== What to work on ==
Copy whichever lines of the data hold the word "derechos".

== Dataset records ==
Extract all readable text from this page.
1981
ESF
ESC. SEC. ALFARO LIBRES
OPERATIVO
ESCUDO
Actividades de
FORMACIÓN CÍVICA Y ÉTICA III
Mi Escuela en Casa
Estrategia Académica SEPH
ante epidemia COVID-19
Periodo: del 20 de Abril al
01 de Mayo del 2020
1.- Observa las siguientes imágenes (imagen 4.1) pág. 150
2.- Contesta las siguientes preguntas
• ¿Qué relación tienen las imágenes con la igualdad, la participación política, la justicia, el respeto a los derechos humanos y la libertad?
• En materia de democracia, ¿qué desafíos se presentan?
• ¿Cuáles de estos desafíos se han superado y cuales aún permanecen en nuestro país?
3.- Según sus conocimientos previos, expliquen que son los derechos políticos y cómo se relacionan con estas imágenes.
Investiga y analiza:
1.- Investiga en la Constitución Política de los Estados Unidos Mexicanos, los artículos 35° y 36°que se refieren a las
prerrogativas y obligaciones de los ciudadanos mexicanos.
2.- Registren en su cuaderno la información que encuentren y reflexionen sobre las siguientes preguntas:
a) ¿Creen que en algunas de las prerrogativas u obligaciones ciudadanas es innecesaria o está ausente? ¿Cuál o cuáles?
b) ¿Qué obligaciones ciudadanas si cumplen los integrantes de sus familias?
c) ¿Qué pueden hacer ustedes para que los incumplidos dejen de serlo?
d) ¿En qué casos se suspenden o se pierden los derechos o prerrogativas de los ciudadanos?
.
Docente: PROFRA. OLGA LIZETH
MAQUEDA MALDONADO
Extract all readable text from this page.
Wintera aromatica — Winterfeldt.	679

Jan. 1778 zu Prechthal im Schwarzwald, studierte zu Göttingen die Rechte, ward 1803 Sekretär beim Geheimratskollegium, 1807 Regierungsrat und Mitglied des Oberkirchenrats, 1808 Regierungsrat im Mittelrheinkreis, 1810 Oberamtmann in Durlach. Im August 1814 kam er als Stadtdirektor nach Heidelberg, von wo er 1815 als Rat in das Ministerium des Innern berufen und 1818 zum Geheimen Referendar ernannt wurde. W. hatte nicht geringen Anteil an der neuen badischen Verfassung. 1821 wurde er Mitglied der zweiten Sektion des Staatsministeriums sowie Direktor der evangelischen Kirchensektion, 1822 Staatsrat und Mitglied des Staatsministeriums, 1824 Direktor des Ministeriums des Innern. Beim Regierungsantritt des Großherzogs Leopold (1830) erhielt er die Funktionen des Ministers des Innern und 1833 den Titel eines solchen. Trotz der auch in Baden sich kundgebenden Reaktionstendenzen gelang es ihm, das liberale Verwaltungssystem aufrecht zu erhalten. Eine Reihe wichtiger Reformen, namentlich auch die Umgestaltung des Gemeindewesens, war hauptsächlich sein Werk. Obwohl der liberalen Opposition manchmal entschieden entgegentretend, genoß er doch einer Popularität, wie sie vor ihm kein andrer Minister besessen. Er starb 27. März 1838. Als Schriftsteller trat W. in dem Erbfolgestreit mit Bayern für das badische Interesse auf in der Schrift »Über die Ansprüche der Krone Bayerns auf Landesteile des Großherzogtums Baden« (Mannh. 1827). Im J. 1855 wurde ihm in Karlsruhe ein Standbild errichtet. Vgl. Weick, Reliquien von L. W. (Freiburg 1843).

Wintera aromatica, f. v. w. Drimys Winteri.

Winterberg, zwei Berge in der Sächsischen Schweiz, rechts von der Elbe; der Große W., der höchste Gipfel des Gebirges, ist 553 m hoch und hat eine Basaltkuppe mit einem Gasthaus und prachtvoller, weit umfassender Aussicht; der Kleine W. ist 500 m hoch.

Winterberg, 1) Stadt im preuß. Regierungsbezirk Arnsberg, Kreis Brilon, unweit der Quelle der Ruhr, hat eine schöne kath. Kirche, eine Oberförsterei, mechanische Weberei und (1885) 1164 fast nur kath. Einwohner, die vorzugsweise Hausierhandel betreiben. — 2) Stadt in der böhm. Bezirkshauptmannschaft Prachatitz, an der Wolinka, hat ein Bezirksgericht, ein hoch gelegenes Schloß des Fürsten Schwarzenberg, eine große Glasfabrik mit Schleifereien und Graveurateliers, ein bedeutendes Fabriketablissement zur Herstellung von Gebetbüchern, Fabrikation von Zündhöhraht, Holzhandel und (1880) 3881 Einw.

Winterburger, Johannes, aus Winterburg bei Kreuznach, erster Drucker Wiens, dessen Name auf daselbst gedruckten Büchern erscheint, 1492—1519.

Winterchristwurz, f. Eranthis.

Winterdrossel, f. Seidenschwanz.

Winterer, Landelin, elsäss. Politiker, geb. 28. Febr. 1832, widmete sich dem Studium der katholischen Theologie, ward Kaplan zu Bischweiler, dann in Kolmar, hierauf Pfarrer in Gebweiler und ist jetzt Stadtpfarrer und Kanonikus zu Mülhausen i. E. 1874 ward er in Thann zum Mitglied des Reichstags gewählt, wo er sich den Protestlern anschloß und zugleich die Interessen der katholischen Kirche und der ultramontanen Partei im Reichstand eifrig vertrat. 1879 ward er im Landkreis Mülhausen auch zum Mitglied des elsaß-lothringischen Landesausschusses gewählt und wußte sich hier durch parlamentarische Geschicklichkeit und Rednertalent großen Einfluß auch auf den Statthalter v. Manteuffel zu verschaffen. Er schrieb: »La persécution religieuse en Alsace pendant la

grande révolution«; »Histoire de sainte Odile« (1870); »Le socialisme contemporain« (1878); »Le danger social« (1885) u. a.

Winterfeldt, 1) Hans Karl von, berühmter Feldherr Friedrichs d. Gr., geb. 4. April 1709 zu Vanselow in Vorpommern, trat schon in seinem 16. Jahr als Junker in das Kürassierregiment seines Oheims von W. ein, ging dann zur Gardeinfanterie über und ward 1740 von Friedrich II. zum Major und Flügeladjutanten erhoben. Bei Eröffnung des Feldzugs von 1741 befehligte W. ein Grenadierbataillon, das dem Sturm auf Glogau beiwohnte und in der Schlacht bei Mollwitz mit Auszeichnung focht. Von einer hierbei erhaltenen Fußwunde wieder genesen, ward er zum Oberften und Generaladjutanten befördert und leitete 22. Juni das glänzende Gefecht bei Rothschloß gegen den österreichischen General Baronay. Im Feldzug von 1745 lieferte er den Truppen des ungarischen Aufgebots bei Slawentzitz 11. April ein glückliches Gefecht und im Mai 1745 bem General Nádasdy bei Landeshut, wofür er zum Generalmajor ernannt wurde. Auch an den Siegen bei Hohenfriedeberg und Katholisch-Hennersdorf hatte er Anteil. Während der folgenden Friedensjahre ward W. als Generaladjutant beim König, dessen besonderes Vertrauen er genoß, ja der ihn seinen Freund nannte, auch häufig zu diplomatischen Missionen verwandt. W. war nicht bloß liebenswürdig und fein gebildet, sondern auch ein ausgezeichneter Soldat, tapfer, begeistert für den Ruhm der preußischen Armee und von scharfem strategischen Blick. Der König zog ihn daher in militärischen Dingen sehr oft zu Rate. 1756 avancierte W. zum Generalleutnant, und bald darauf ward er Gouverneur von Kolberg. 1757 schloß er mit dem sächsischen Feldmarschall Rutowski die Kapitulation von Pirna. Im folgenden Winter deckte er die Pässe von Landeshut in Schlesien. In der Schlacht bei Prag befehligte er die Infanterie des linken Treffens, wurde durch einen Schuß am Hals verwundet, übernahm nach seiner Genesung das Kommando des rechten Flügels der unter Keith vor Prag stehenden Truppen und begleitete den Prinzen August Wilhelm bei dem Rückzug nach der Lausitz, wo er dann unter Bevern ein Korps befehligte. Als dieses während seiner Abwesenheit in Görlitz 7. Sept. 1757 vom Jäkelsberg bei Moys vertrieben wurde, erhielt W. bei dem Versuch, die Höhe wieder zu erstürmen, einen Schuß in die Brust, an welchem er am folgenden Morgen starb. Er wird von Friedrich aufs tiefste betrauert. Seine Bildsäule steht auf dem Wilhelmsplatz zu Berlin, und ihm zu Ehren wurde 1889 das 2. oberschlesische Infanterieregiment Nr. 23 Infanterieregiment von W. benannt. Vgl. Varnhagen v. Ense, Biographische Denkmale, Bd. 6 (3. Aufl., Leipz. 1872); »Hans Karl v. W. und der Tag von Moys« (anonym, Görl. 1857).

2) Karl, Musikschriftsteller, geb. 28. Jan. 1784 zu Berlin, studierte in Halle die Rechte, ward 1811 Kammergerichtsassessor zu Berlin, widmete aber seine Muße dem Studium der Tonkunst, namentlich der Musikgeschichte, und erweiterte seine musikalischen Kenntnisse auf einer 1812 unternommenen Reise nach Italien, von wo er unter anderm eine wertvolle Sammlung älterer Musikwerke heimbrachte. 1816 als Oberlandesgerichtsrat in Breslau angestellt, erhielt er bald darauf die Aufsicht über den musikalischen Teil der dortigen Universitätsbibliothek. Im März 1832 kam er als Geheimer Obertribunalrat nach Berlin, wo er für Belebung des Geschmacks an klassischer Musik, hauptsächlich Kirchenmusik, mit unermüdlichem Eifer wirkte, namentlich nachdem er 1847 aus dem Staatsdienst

== Output for this exercise ==
• ¿Qué relación tienen las imágenes con la igualdad, la participación política, la justicia, el respeto a los derechos humanos y la libertad?
3.- Según sus conocimientos previos, expliquen que son los derechos políticos y cómo se relacionan con estas imágenes.
d) ¿En qué casos se suspenden o se pierden los derechos o prerrogativas de los ciudadanos?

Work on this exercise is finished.